━━━━━ Task input

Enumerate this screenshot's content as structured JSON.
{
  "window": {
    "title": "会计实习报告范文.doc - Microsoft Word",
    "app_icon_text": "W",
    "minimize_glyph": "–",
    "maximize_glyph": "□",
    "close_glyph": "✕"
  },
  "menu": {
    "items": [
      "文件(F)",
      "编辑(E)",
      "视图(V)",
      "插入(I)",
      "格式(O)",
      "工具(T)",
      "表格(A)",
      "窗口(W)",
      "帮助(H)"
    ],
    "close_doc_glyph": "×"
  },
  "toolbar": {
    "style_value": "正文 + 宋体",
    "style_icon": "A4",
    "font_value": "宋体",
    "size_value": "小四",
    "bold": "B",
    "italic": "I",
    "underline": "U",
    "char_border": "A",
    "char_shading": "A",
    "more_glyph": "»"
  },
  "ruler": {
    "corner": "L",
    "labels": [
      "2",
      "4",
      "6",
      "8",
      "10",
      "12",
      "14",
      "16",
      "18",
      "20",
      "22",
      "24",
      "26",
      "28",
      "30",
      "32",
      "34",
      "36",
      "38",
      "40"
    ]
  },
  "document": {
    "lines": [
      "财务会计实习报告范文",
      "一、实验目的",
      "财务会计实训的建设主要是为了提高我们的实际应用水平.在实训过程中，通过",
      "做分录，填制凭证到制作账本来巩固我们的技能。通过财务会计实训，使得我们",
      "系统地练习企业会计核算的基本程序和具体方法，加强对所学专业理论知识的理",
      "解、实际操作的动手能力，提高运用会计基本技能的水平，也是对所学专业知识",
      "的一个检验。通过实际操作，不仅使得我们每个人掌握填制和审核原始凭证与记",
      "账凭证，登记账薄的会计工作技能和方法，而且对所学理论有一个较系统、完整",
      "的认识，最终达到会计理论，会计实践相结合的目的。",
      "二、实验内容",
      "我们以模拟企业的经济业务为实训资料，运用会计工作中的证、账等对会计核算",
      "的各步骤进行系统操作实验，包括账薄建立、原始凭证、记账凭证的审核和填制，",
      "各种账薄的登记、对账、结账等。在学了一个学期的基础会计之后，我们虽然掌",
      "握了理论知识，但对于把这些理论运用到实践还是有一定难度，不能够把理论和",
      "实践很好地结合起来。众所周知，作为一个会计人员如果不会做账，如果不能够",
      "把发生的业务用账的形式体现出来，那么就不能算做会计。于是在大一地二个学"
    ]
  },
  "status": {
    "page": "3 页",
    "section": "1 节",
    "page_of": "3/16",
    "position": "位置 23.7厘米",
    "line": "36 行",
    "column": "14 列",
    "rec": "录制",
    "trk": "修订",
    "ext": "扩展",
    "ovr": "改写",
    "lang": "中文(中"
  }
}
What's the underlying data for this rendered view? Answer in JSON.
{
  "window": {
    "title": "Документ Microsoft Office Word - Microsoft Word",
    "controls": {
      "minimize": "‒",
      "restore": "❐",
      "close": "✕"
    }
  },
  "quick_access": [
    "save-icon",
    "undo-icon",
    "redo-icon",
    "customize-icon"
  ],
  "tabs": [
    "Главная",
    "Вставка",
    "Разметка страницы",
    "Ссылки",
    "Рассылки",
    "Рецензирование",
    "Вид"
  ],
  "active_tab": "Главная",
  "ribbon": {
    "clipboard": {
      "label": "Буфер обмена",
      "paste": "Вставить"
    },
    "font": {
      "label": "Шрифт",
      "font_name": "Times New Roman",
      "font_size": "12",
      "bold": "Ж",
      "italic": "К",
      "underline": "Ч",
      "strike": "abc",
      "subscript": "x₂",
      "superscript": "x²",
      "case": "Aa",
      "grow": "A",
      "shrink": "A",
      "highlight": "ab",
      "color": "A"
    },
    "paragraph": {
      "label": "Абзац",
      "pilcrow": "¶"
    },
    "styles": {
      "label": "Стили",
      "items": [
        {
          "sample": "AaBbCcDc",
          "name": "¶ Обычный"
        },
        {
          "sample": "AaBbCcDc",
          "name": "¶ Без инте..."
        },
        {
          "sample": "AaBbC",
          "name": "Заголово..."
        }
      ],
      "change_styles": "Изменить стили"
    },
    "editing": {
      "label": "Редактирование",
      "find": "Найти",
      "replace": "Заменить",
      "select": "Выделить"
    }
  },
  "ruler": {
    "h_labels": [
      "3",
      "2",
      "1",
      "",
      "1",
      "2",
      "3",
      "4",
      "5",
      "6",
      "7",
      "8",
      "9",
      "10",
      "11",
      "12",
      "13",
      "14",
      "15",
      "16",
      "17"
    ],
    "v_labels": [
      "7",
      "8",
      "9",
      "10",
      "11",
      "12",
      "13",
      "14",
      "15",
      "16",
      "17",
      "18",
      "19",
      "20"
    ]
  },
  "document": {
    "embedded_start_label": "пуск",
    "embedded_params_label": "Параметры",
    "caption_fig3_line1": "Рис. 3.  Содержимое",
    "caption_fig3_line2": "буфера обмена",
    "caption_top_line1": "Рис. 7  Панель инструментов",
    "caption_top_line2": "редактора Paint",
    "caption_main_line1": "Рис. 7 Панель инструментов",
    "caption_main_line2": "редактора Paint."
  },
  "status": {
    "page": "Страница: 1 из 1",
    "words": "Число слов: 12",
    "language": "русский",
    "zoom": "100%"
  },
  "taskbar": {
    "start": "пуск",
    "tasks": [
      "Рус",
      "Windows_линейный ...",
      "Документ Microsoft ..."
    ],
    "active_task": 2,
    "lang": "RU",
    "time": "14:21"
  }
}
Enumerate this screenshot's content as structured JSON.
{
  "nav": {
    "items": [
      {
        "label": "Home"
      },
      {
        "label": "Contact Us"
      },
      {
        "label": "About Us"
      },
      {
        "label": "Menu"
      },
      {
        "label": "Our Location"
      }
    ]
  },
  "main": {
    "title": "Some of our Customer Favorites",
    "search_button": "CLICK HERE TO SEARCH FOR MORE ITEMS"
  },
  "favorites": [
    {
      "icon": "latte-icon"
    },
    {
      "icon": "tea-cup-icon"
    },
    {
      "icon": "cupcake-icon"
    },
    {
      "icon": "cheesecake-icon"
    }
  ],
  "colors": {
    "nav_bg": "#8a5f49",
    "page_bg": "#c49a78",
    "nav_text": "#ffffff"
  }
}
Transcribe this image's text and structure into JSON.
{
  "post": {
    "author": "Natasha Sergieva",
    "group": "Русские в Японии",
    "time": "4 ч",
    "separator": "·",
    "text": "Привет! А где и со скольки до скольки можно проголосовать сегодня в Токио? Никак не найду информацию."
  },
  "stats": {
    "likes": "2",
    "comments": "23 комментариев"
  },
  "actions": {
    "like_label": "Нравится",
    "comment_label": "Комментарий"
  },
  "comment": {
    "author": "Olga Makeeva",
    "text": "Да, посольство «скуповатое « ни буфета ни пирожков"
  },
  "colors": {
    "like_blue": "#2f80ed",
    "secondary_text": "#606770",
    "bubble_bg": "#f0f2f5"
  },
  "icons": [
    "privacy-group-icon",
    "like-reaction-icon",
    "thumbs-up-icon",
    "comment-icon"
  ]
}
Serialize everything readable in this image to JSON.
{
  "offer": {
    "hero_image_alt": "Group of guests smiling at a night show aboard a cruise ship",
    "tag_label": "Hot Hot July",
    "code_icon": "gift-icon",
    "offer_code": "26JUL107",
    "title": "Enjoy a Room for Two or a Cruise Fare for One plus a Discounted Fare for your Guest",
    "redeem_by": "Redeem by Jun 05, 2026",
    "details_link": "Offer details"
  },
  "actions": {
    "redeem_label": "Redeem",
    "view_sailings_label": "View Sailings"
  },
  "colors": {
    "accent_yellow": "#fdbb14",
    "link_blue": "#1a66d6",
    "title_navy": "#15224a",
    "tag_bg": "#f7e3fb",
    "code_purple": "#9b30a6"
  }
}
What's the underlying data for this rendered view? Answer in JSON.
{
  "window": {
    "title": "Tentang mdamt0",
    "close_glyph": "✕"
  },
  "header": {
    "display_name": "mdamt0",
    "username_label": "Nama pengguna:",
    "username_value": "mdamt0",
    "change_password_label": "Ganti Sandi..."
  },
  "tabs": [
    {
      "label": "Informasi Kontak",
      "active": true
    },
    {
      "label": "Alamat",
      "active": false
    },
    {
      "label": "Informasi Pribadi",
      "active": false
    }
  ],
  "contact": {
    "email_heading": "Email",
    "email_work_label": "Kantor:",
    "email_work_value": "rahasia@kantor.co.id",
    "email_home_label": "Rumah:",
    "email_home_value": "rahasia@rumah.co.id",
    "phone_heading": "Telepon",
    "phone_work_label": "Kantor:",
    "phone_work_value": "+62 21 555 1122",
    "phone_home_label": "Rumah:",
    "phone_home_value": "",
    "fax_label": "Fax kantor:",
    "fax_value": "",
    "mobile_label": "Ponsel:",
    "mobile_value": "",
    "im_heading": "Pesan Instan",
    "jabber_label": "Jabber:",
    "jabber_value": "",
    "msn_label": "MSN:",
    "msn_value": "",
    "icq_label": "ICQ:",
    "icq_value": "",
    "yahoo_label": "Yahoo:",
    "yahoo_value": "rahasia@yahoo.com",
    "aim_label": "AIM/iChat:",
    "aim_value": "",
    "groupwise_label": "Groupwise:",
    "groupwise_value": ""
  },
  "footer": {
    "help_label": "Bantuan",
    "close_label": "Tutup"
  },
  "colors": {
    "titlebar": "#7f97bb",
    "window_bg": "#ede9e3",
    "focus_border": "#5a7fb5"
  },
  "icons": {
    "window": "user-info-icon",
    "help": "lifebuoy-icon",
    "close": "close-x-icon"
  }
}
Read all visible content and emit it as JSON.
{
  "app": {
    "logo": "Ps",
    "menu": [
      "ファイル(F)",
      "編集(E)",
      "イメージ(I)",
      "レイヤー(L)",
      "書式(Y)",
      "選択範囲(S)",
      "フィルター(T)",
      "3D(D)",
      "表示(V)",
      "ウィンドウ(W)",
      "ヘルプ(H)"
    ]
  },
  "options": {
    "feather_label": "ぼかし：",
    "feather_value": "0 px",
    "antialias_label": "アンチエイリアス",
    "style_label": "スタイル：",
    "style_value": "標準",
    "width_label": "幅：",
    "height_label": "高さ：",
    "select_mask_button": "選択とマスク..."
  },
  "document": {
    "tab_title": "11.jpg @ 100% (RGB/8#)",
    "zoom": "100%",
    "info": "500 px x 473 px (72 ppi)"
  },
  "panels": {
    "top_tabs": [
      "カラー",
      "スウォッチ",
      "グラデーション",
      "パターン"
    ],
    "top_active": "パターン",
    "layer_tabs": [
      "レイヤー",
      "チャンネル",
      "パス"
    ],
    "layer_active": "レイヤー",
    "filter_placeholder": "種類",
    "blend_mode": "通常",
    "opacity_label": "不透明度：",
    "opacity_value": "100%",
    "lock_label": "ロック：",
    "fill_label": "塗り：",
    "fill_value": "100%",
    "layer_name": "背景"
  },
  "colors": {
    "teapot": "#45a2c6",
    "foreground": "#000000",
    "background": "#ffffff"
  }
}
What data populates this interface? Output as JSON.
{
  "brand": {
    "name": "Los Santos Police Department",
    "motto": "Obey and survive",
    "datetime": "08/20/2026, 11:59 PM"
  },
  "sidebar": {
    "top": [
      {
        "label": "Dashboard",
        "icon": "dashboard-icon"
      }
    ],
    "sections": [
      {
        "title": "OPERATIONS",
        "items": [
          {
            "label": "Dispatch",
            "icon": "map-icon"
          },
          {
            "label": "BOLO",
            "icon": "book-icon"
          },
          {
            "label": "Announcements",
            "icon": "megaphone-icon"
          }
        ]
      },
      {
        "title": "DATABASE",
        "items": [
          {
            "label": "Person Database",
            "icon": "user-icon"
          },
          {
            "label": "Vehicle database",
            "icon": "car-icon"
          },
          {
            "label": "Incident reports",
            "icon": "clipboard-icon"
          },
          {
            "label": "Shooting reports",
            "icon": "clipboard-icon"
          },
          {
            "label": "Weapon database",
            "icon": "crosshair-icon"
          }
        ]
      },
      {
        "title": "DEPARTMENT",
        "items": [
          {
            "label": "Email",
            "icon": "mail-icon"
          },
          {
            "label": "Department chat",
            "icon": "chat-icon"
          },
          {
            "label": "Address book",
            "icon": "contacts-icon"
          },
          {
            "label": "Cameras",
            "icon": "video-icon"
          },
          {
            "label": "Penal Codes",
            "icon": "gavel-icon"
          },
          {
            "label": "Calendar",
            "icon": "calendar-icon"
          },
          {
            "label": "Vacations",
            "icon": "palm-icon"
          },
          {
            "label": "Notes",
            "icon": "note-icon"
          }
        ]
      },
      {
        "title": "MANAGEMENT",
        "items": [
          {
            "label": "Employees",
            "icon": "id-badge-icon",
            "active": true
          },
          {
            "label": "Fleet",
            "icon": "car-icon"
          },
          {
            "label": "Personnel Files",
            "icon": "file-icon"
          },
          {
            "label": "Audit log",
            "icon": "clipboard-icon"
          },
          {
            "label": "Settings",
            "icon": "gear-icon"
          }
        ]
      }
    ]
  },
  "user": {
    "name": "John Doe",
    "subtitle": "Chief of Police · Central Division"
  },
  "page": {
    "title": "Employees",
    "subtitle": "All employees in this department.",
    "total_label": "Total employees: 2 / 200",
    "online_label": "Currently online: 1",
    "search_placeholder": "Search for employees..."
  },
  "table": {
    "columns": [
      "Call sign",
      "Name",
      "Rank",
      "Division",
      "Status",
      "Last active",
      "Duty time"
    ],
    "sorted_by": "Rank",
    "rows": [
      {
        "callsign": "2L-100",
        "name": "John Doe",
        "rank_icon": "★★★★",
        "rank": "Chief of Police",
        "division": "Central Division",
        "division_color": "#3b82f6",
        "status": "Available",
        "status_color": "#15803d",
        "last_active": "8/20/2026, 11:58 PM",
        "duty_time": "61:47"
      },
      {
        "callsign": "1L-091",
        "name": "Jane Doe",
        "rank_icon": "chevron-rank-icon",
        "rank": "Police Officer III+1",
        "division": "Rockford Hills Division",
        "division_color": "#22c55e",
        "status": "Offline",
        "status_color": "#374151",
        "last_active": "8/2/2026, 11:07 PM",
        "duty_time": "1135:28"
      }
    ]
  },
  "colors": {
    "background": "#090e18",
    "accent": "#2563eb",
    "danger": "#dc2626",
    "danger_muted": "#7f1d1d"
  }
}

━━━━━━━━━━

Required work: Where a line above contains the word "Microsoft", copy that line.

Solution for this exercise:
    "title": "会计实习报告范文.doc - Microsoft Word",
    "title": "Документ Microsoft Office Word - Microsoft Word",
      "Документ Microsoft ..."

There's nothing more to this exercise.